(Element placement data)
-- Start --
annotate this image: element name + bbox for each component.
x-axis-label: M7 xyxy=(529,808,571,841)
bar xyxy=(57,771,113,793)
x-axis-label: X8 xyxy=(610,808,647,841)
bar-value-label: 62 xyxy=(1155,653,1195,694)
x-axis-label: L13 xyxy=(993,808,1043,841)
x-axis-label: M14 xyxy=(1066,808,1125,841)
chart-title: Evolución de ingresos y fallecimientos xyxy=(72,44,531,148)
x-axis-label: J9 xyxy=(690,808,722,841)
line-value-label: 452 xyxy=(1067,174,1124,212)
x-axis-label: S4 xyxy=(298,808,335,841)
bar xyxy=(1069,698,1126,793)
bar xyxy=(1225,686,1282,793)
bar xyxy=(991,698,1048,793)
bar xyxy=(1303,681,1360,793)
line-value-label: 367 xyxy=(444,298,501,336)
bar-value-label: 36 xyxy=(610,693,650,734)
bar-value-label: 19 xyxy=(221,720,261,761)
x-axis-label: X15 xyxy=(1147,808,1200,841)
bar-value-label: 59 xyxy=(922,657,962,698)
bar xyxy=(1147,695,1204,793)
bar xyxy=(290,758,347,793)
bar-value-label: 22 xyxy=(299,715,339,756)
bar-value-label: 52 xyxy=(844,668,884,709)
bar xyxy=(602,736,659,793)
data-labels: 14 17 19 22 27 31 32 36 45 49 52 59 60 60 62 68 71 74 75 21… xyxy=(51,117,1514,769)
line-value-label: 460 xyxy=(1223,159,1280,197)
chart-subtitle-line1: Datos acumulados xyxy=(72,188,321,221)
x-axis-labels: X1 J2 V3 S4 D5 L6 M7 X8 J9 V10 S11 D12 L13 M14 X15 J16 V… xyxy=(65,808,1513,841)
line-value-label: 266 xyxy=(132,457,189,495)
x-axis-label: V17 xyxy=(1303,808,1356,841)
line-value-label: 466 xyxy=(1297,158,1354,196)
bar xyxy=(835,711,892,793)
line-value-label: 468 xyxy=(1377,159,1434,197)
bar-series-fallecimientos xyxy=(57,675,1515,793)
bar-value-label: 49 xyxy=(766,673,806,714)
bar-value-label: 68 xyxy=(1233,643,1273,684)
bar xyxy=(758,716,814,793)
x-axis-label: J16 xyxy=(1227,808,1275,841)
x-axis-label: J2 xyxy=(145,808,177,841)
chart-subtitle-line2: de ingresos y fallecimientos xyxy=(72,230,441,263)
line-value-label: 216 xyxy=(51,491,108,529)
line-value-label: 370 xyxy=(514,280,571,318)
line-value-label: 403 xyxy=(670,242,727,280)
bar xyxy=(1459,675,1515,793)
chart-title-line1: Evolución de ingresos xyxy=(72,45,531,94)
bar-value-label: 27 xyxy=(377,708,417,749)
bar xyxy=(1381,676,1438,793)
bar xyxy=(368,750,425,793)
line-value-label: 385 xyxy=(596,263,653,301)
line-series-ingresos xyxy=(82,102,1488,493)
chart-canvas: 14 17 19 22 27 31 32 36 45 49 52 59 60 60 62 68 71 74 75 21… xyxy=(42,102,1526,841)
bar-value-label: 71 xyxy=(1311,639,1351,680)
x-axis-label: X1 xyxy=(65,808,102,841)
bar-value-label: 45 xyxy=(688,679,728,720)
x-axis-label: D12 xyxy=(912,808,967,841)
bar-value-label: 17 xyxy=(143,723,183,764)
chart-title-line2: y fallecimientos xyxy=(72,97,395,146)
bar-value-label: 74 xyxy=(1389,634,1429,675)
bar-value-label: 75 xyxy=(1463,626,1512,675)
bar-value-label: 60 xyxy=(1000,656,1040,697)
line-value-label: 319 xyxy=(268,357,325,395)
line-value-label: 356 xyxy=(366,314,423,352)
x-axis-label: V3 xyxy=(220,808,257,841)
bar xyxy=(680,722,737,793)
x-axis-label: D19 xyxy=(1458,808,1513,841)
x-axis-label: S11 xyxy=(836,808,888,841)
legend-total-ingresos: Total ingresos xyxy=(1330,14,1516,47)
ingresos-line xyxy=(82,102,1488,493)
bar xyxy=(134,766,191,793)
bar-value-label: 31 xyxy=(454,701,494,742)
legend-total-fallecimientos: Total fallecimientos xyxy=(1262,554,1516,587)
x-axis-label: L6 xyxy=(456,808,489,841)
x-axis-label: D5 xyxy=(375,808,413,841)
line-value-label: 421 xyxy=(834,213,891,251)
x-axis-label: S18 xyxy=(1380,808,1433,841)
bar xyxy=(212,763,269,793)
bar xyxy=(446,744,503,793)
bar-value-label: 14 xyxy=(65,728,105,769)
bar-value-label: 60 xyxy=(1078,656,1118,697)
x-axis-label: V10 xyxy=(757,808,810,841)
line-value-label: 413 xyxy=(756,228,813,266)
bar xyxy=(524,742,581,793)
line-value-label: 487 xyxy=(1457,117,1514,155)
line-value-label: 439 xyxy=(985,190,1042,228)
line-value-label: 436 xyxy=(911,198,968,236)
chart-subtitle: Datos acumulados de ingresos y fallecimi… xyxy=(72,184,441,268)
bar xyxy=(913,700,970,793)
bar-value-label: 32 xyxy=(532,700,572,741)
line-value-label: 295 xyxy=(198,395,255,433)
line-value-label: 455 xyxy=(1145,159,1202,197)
-- End --
#### WHAT YOU HAVE TO DO
Rename "x-axis-label" to "x-tick-label" in the entries from the first line through the line with "x-axis-label: J9 xyxy=(690,808,722,841)", both lines included, and change nothing else. Give only those lines.

#### THE RESPONSE
annotate this image: element name + bbox for each component.
x-tick-label: M7 xyxy=(529,808,571,841)
bar xyxy=(57,771,113,793)
x-tick-label: X8 xyxy=(610,808,647,841)
bar-value-label: 62 xyxy=(1155,653,1195,694)
x-tick-label: L13 xyxy=(993,808,1043,841)
x-tick-label: M14 xyxy=(1066,808,1125,841)
chart-title: Evolución de ingresos y fallecimientos xyxy=(72,44,531,148)
x-tick-label: J9 xyxy=(690,808,722,841)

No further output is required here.